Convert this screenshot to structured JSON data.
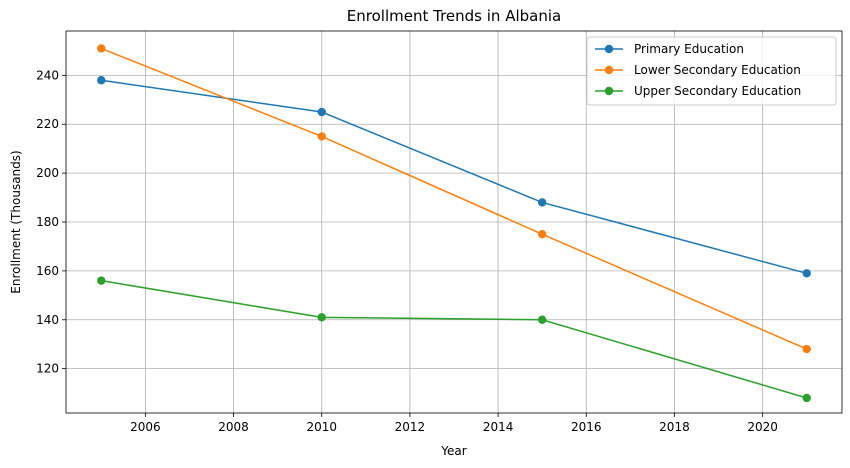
{
  "chart_data": {
    "type": "line",
    "title": "Enrollment Trends in Albania",
    "xlabel": "Year",
    "ylabel": "Enrollment (Thousands)",
    "xlim": [
      2004.2,
      2021.8
    ],
    "ylim": [
      101.85,
      258.15
    ],
    "xticks": [
      2006,
      2008,
      2010,
      2012,
      2014,
      2016,
      2018,
      2020
    ],
    "yticks": [
      120,
      140,
      160,
      180,
      200,
      220,
      240
    ],
    "grid": true,
    "legend_position": "top-right",
    "x": [
      2005,
      2010,
      2015,
      2021
    ],
    "series": [
      {
        "name": "Primary Education",
        "color": "#1f77b4",
        "values": [
          238,
          225,
          188,
          159
        ]
      },
      {
        "name": "Lower Secondary Education",
        "color": "#ff7f0e",
        "values": [
          251,
          215,
          175,
          128
        ]
      },
      {
        "name": "Upper Secondary Education",
        "color": "#2ca02c",
        "values": [
          156,
          141,
          140,
          108
        ]
      }
    ]
  }
}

++++++++

Generate a word-for-word copy of the preceding records, excluding all pictures.

Solution:
Convert this screenshot to structured JSON data.
{
  "chart_data": {
    "type": "line",
    "title": "Enrollment Trends in Albania",
    "xlabel": "Year",
    "ylabel": "Enrollment (Thousands)",
    "xlim": [
      2004.2,
      2021.8
    ],
    "ylim": [
      101.85,
      258.15
    ],
    "xticks": [
      2006,
      2008,
      2010,
      2012,
      2014,
      2016,
      2018,
      2020
    ],
    "yticks": [
      120,
      140,
      160,
      180,
      200,
      220,
      240
    ],
    "grid": true,
    "legend_position": "top-right",
    "x": [
      2005,
      2010,
      2015,
      2021
    ],
    "series": [
      {
        "name": "Primary Education",
        "color": "#1f77b4",
        "values": [
          238,
          225,
          188,
          159
        ]
      },
      {
        "name": "Lower Secondary Education",
        "color": "#ff7f0e",
        "values": [
          251,
          215,
          175,
          128
        ]
      },
      {
        "name": "Upper Secondary Education",
        "color": "#2ca02c",
        "values": [
          156,
          141,
          140,
          108
        ]
      }
    ]
  }
}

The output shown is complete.